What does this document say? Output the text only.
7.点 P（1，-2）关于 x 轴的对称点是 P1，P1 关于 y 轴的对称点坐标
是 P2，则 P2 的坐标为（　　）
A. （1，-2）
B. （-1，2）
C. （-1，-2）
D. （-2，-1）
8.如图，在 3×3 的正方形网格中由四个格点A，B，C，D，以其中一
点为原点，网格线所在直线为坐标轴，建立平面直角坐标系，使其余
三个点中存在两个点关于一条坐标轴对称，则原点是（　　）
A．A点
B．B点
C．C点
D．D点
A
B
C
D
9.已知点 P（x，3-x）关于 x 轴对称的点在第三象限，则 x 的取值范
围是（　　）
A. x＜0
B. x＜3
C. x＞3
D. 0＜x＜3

══════════

**Stated problem**. Retype all of the material above with every character intact.

**Solution below**.
What does this document say? Output the text only.
7.点 P（1，-2）关于 x 轴的对称点是 P1，P1 关于 y 轴的对称点坐标
是 P2，则 P2 的坐标为（　　）
A. （1，-2）
B. （-1，2）
C. （-1，-2）
D. （-2，-1）
8.如图，在 3×3 的正方形网格中由四个格点A，B，C，D，以其中一
点为原点，网格线所在直线为坐标轴，建立平面直角坐标系，使其余
三个点中存在两个点关于一条坐标轴对称，则原点是（　　）
A．A点
B．B点
C．C点
D．D点
A
B
C
D
9.已知点 P（x，3-x）关于 x 轴对称的点在第三象限，则 x 的取值范
围是（　　）
A. x＜0
B. x＜3
C. x＞3
D. 0＜x＜3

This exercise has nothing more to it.